◆ Task objective ◆
Find the word "määrän" in the material below and gather every line that contains it.

◆ Data for this task ◆
* Start *

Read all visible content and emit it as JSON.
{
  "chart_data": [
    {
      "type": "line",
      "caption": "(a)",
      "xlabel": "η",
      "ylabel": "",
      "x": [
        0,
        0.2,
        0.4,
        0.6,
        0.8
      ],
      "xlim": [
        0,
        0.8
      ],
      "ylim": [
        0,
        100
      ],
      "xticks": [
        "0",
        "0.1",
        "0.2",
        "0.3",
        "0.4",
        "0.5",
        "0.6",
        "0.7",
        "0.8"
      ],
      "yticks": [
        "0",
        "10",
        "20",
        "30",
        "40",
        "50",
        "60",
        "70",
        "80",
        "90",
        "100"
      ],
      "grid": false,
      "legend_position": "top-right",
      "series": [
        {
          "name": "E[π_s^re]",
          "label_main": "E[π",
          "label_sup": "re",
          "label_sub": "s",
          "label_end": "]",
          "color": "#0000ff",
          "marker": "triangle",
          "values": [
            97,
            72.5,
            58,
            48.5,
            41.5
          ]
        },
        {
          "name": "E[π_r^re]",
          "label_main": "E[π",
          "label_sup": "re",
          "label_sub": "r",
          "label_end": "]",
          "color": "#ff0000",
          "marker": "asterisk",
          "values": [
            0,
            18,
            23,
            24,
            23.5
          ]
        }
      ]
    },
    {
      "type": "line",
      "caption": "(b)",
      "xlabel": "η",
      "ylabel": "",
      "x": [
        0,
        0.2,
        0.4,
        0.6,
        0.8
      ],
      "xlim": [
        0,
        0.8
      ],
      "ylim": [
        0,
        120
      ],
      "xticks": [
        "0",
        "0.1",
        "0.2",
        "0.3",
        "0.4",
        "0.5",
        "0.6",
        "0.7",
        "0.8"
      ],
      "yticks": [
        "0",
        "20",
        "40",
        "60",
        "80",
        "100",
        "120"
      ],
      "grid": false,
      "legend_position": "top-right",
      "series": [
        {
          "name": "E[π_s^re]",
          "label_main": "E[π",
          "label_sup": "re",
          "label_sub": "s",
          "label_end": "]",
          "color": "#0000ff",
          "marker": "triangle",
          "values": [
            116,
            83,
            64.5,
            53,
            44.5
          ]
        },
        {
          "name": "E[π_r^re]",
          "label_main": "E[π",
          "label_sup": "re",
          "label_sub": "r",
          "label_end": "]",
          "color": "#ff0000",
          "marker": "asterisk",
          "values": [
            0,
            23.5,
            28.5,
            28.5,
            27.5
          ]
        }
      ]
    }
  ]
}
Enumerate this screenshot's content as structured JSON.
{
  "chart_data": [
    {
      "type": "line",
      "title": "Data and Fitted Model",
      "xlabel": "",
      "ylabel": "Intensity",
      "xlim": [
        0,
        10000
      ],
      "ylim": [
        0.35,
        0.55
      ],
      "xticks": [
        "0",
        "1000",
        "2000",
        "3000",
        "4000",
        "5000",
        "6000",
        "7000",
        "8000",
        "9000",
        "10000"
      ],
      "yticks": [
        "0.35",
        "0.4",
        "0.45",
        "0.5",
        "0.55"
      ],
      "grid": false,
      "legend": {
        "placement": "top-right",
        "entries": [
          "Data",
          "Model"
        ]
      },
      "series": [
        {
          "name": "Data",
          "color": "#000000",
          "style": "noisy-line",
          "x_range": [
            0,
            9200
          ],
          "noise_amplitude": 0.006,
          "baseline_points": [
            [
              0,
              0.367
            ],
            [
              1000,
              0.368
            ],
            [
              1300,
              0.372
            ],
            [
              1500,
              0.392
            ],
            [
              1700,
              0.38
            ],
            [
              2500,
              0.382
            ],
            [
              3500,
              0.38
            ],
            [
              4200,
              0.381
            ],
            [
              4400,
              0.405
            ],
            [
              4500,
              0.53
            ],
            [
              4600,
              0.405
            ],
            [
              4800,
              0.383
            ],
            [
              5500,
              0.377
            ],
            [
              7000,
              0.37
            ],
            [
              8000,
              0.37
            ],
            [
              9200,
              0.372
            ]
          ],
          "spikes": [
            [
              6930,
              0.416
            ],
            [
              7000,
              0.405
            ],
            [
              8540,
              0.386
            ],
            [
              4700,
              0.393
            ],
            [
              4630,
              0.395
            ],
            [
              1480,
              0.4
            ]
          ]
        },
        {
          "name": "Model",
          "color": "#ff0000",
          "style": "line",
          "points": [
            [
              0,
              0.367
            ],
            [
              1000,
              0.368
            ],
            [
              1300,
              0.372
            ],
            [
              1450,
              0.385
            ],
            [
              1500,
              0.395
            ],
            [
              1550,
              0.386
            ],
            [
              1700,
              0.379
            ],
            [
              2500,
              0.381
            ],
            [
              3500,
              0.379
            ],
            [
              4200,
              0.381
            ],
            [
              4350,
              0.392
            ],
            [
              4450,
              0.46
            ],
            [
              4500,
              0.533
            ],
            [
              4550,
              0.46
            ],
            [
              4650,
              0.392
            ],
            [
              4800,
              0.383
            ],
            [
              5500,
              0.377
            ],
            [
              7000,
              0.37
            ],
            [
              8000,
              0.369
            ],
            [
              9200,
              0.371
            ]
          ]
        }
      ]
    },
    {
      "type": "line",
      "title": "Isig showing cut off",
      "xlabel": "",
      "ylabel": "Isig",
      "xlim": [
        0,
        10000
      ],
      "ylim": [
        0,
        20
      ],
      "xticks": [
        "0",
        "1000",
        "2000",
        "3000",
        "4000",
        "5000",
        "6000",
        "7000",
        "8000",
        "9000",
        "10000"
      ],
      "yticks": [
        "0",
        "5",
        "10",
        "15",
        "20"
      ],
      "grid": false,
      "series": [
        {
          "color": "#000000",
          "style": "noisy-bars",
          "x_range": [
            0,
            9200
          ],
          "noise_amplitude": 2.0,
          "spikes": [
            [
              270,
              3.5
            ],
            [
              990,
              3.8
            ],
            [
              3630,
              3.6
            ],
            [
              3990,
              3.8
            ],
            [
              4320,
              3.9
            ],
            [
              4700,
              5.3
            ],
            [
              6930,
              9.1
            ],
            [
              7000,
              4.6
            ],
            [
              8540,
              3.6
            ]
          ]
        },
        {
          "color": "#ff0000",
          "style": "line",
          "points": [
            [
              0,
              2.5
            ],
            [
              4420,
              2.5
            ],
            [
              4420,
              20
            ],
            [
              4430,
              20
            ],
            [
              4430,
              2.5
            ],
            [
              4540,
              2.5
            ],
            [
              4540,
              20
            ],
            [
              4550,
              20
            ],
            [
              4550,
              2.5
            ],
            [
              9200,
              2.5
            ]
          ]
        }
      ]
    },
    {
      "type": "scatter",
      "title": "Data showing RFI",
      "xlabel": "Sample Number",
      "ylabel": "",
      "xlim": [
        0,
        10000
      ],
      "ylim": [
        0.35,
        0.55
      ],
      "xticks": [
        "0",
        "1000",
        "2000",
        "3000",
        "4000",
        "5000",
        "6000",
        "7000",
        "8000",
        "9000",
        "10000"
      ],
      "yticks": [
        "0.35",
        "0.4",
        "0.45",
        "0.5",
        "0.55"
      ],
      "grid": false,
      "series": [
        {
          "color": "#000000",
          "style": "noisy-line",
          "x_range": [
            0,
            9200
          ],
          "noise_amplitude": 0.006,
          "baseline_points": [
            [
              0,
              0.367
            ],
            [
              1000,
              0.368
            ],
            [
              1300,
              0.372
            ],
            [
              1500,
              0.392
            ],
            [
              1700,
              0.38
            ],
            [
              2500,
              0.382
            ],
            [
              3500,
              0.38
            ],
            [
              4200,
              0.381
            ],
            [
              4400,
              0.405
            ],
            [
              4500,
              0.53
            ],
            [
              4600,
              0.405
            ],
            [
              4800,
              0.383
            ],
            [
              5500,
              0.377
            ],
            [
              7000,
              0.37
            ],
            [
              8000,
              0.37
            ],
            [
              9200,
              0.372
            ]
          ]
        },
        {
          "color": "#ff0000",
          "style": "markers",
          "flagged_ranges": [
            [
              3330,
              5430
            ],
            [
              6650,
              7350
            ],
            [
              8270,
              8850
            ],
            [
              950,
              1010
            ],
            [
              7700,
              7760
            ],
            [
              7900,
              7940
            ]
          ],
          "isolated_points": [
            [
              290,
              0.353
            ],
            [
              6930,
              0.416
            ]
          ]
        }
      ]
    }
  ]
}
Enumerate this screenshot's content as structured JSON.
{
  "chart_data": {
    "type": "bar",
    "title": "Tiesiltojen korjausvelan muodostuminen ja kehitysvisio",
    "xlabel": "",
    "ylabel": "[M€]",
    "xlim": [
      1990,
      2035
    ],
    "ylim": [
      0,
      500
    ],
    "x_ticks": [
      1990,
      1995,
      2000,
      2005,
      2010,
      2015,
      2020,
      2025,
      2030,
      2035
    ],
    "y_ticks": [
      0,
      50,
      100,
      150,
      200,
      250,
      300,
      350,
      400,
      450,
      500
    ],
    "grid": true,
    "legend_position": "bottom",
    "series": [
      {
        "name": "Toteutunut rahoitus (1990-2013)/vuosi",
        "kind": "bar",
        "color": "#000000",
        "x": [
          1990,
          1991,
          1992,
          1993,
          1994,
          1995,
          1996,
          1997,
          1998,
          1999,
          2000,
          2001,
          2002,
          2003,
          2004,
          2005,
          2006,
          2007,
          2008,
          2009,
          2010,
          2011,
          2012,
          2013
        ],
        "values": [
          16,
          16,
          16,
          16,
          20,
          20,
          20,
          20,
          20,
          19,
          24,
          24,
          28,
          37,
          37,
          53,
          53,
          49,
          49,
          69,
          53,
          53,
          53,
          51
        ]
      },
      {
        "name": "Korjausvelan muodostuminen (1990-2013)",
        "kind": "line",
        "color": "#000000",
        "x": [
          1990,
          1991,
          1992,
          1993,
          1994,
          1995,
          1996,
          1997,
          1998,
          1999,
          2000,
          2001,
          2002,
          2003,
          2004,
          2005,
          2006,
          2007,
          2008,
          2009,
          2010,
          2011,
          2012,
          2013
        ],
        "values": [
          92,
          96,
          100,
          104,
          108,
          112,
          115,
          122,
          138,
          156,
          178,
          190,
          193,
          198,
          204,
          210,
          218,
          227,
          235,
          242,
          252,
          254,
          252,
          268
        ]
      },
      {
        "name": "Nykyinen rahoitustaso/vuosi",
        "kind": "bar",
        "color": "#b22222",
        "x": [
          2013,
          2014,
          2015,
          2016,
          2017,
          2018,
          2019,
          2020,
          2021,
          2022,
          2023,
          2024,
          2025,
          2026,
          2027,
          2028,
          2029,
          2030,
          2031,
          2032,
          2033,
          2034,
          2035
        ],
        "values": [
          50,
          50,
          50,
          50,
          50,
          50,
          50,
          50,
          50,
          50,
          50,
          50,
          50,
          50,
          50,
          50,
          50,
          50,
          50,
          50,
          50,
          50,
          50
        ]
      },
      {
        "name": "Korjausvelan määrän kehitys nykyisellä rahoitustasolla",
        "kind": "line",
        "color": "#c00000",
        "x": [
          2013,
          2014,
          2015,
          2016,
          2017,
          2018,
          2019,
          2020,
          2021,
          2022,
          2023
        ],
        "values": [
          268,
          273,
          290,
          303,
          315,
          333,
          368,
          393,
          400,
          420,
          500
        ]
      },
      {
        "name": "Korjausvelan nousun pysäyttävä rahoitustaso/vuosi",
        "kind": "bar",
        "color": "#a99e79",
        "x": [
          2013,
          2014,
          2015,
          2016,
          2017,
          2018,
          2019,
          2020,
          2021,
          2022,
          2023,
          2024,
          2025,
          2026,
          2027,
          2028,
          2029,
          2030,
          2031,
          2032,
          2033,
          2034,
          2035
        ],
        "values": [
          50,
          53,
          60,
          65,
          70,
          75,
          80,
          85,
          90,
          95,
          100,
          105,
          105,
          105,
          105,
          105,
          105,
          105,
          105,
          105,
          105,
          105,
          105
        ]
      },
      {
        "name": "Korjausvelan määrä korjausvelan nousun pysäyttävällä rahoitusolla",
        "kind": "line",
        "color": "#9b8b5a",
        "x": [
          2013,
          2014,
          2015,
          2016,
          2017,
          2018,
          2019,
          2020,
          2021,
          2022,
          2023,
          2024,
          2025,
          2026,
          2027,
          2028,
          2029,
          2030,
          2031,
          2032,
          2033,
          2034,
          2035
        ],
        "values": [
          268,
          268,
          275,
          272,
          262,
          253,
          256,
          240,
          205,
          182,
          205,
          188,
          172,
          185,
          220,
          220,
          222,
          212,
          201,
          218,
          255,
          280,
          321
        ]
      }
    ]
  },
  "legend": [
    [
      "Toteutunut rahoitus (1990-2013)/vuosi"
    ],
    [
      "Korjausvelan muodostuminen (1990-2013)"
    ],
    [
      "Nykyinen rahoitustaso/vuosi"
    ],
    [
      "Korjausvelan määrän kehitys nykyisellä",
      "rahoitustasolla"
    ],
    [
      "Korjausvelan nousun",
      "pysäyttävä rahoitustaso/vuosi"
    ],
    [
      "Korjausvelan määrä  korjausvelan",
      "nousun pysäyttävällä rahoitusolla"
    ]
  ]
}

* End *

◆ Exercise output ◆
        "name": "Korjausvelan määrän kehitys nykyisellä rahoitustasolla",
      "Korjausvelan määrän kehitys nykyisellä",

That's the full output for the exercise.